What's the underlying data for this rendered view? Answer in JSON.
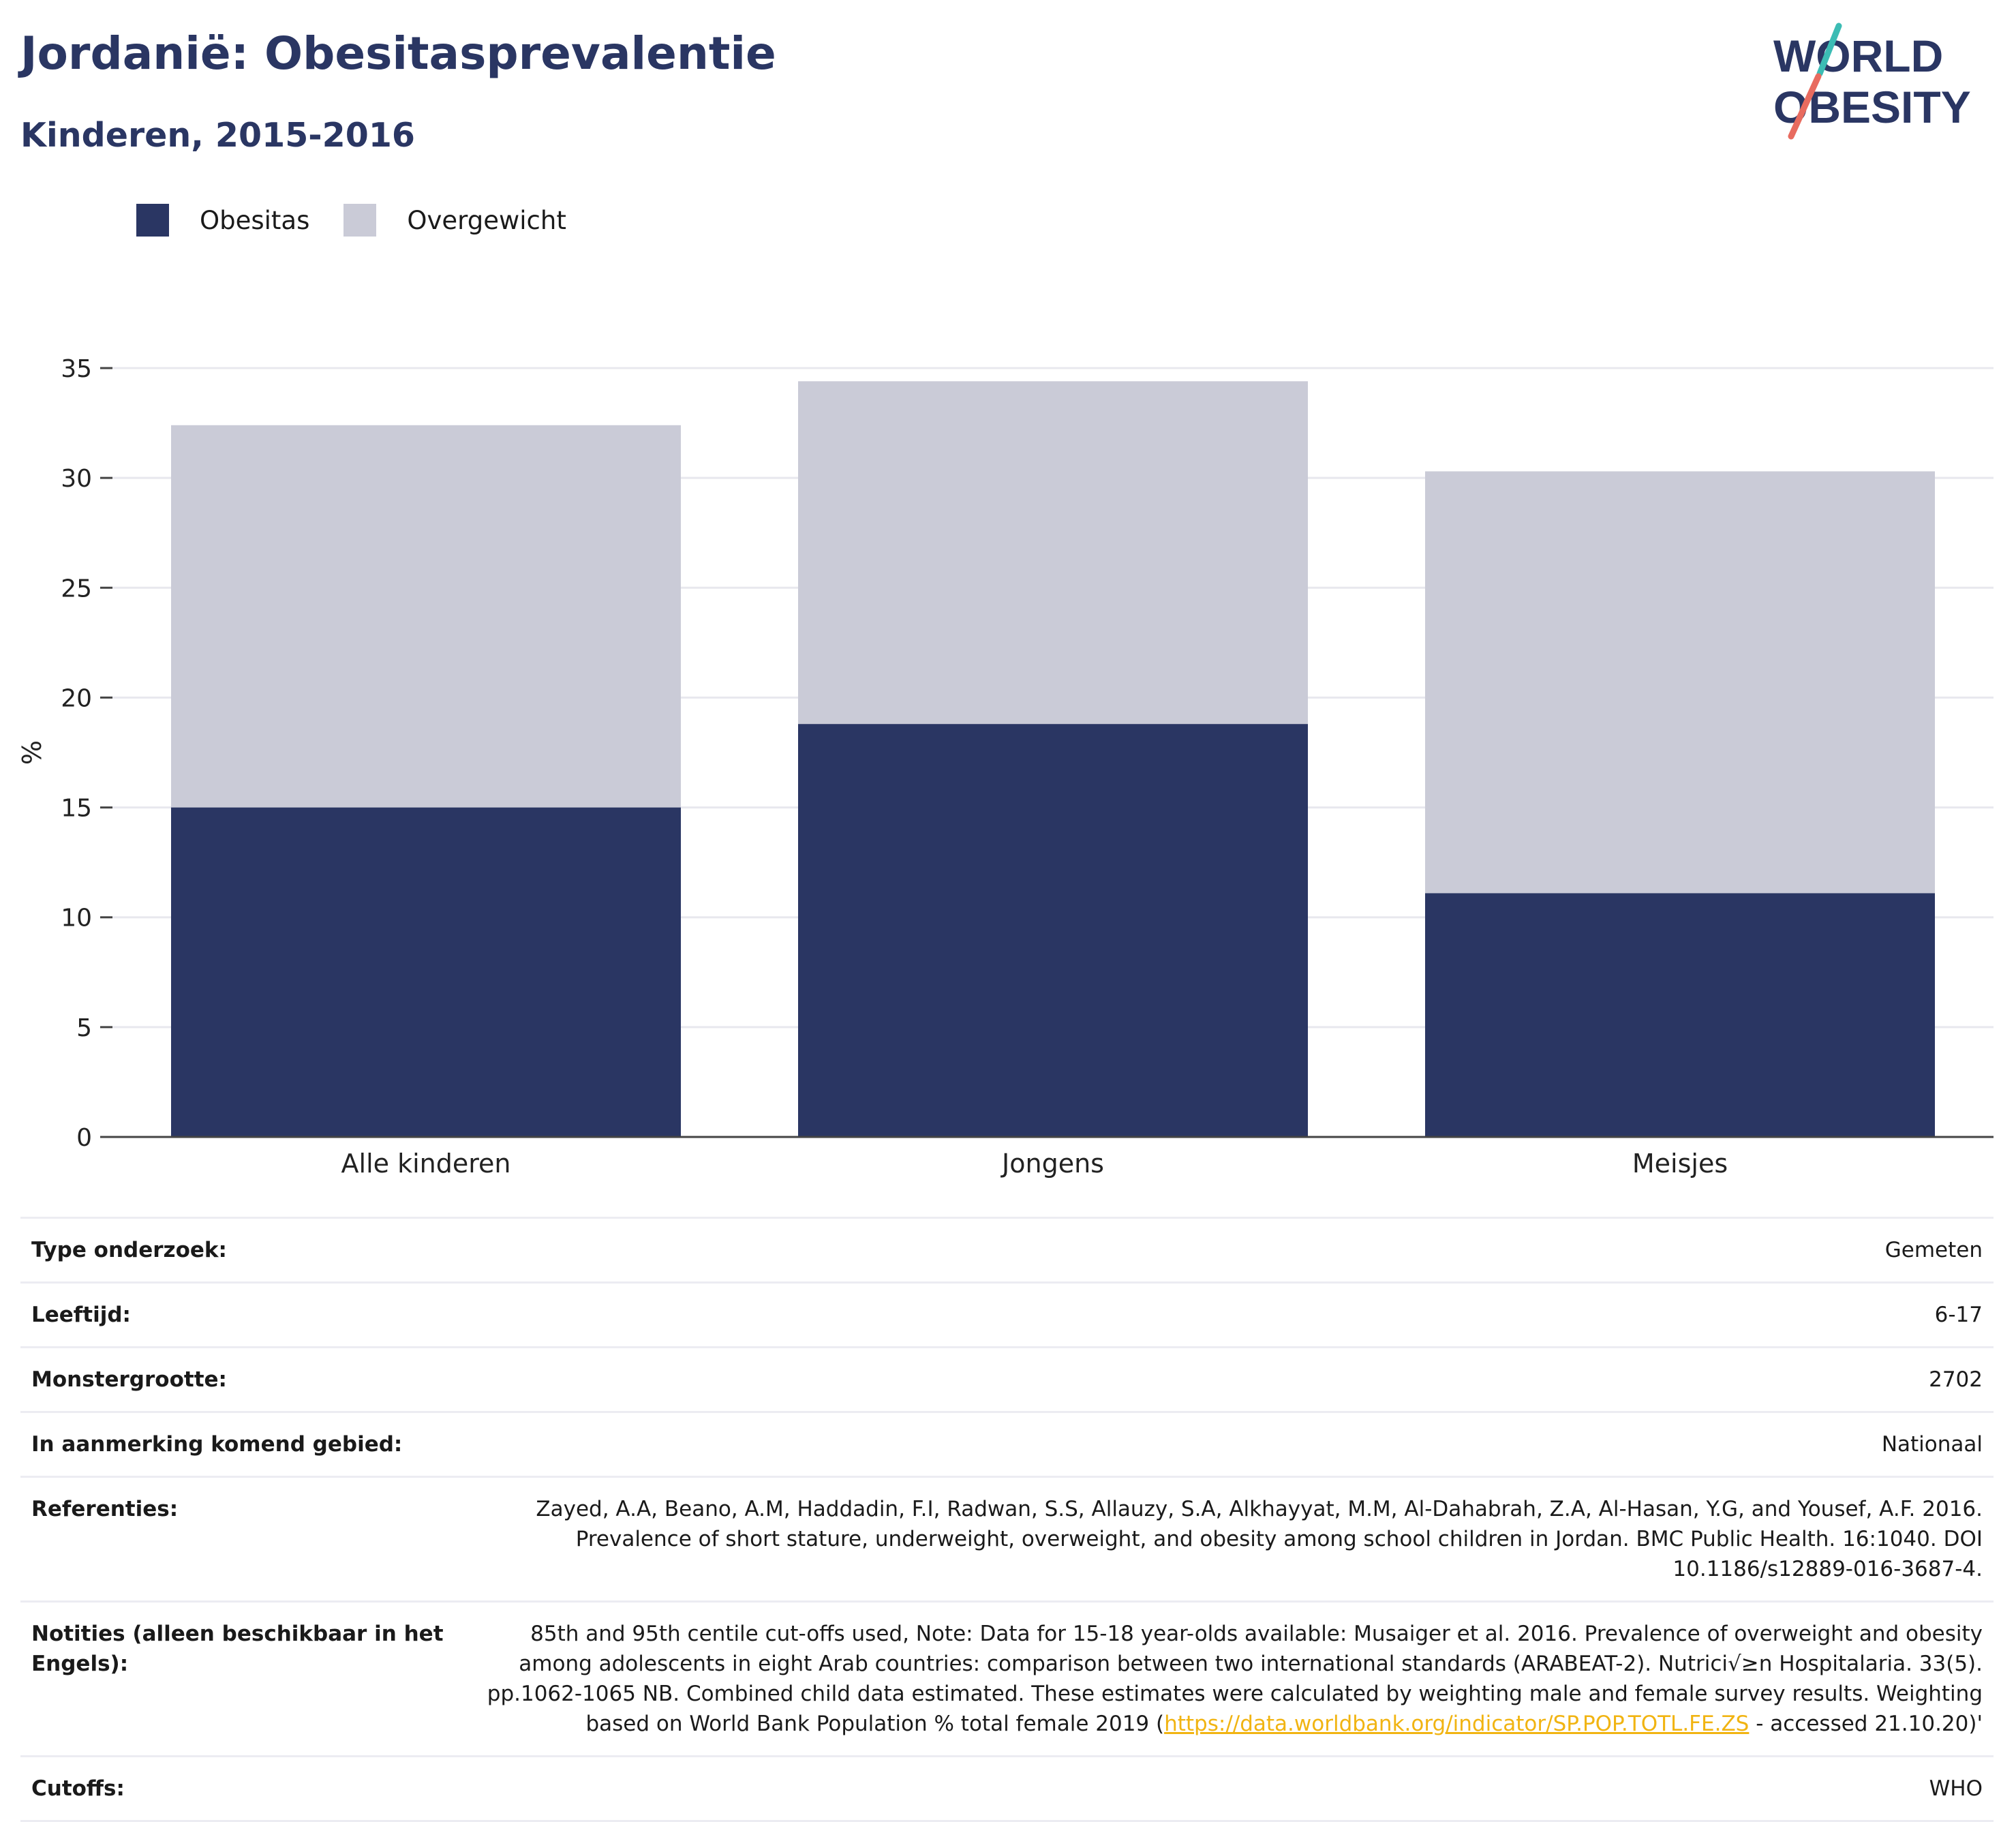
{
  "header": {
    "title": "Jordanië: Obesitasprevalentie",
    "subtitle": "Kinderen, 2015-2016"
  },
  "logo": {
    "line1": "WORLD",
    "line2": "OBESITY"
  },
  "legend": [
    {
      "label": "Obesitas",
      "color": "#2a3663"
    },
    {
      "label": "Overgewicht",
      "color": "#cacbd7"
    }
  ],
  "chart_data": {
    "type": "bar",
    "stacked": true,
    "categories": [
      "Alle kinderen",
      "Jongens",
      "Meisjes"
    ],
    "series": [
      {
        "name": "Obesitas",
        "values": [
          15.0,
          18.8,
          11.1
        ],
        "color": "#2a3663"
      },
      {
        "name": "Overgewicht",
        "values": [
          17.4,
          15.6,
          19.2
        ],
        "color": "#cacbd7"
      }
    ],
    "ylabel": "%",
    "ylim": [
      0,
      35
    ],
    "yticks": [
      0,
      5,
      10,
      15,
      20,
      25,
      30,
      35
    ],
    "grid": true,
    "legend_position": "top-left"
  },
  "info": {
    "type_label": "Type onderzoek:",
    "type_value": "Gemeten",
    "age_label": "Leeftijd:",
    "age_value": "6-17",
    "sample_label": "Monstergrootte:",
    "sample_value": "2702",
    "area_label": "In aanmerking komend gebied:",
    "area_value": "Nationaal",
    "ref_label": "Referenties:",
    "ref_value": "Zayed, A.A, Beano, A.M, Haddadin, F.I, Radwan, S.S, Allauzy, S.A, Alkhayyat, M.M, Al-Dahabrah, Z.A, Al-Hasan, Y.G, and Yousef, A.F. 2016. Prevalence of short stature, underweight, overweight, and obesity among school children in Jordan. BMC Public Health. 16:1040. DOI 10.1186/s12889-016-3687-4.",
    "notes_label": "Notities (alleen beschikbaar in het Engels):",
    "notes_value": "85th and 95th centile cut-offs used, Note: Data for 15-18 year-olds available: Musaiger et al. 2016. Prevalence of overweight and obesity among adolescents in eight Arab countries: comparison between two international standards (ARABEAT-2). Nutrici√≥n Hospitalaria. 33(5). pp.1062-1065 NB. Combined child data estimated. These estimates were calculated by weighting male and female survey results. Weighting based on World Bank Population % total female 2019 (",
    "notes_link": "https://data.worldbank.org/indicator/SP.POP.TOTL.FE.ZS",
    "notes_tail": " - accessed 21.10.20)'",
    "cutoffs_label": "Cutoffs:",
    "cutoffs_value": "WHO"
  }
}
__________________________________________________
_Problem requirements:_ Quote all the records verbatim, dropping any pictures from your copy.

_Written response:_
What's the underlying data for this rendered view? Answer in JSON.
{
  "header": {
    "title": "Jordanië: Obesitasprevalentie",
    "subtitle": "Kinderen, 2015-2016"
  },
  "logo": {
    "line1": "WORLD",
    "line2": "OBESITY"
  },
  "legend": [
    {
      "label": "Obesitas",
      "color": "#2a3663"
    },
    {
      "label": "Overgewicht",
      "color": "#cacbd7"
    }
  ],
  "chart_data": {
    "type": "bar",
    "stacked": true,
    "categories": [
      "Alle kinderen",
      "Jongens",
      "Meisjes"
    ],
    "series": [
      {
        "name": "Obesitas",
        "values": [
          15.0,
          18.8,
          11.1
        ],
        "color": "#2a3663"
      },
      {
        "name": "Overgewicht",
        "values": [
          17.4,
          15.6,
          19.2
        ],
        "color": "#cacbd7"
      }
    ],
    "ylabel": "%",
    "ylim": [
      0,
      35
    ],
    "yticks": [
      0,
      5,
      10,
      15,
      20,
      25,
      30,
      35
    ],
    "grid": true,
    "legend_position": "top-left"
  },
  "info": {
    "type_label": "Type onderzoek:",
    "type_value": "Gemeten",
    "age_label": "Leeftijd:",
    "age_value": "6-17",
    "sample_label": "Monstergrootte:",
    "sample_value": "2702",
    "area_label": "In aanmerking komend gebied:",
    "area_value": "Nationaal",
    "ref_label": "Referenties:",
    "ref_value": "Zayed, A.A, Beano, A.M, Haddadin, F.I, Radwan, S.S, Allauzy, S.A, Alkhayyat, M.M, Al-Dahabrah, Z.A, Al-Hasan, Y.G, and Yousef, A.F. 2016. Prevalence of short stature, underweight, overweight, and obesity among school children in Jordan. BMC Public Health. 16:1040. DOI 10.1186/s12889-016-3687-4.",
    "notes_label": "Notities (alleen beschikbaar in het Engels):",
    "notes_value": "85th and 95th centile cut-offs used, Note: Data for 15-18 year-olds available: Musaiger et al. 2016. Prevalence of overweight and obesity among adolescents in eight Arab countries: comparison between two international standards (ARABEAT-2). Nutrici√≥n Hospitalaria. 33(5). pp.1062-1065 NB. Combined child data estimated. These estimates were calculated by weighting male and female survey results. Weighting based on World Bank Population % total female 2019 (",
    "notes_link": "https://data.worldbank.org/indicator/SP.POP.TOTL.FE.ZS",
    "notes_tail": " - accessed 21.10.20)'",
    "cutoffs_label": "Cutoffs:",
    "cutoffs_value": "WHO"
  }
}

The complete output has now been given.